Your goal:
Output each line exactly as it appears, skipping any embedded picture.

Recorded information:

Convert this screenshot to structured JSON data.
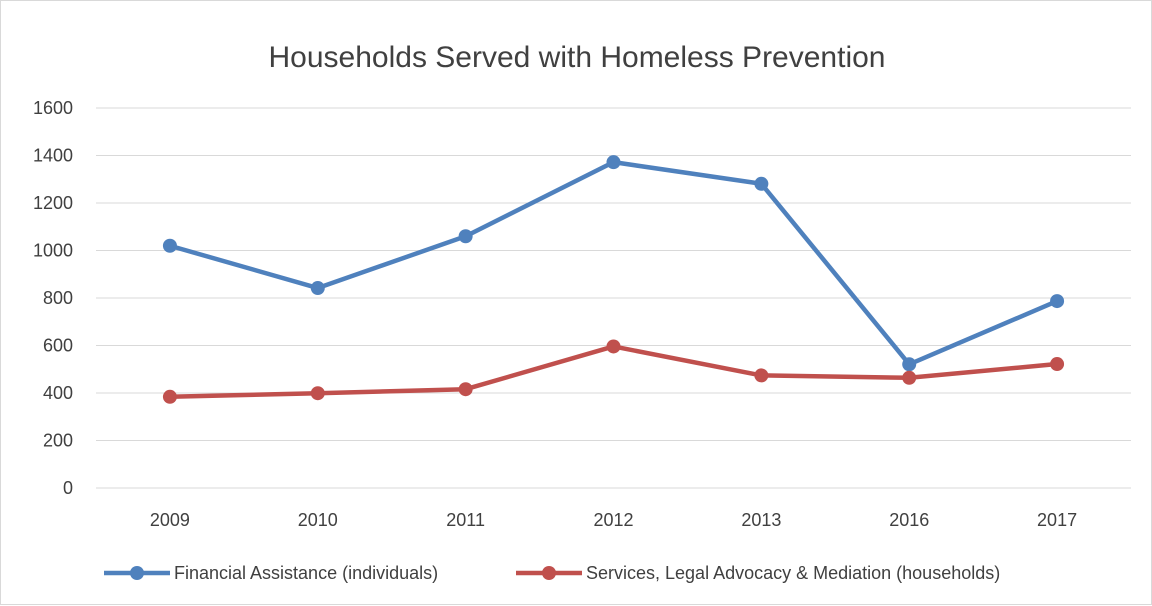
{
  "chart_data": {
    "type": "line",
    "title": "Households Served with Homeless Prevention",
    "xlabel": "",
    "ylabel": "",
    "categories": [
      "2009",
      "2010",
      "2011",
      "2012",
      "2013",
      "2016",
      "2017"
    ],
    "y_ticks": [
      "0",
      "200",
      "400",
      "600",
      "800",
      "1000",
      "1200",
      "1400",
      "1600"
    ],
    "ylim": [
      0,
      1600
    ],
    "grid": true,
    "legend_position": "bottom",
    "series": [
      {
        "name": "Financial Assistance (individuals)",
        "color": "#4f81bd",
        "values": [
          1020,
          842,
          1060,
          1372,
          1281,
          521,
          787
        ]
      },
      {
        "name": "Services, Legal Advocacy & Mediation (households)",
        "color": "#c0504d",
        "values": [
          384,
          399,
          416,
          596,
          474,
          464,
          522
        ]
      }
    ]
  }
}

The solution:
Convert this screenshot to structured JSON data.
{
  "chart_data": {
    "type": "line",
    "title": "Households Served with Homeless Prevention",
    "xlabel": "",
    "ylabel": "",
    "categories": [
      "2009",
      "2010",
      "2011",
      "2012",
      "2013",
      "2016",
      "2017"
    ],
    "y_ticks": [
      "0",
      "200",
      "400",
      "600",
      "800",
      "1000",
      "1200",
      "1400",
      "1600"
    ],
    "ylim": [
      0,
      1600
    ],
    "grid": true,
    "legend_position": "bottom",
    "series": [
      {
        "name": "Financial Assistance (individuals)",
        "color": "#4f81bd",
        "values": [
          1020,
          842,
          1060,
          1372,
          1281,
          521,
          787
        ]
      },
      {
        "name": "Services, Legal Advocacy & Mediation (households)",
        "color": "#c0504d",
        "values": [
          384,
          399,
          416,
          596,
          474,
          464,
          522
        ]
      }
    ]
  }
}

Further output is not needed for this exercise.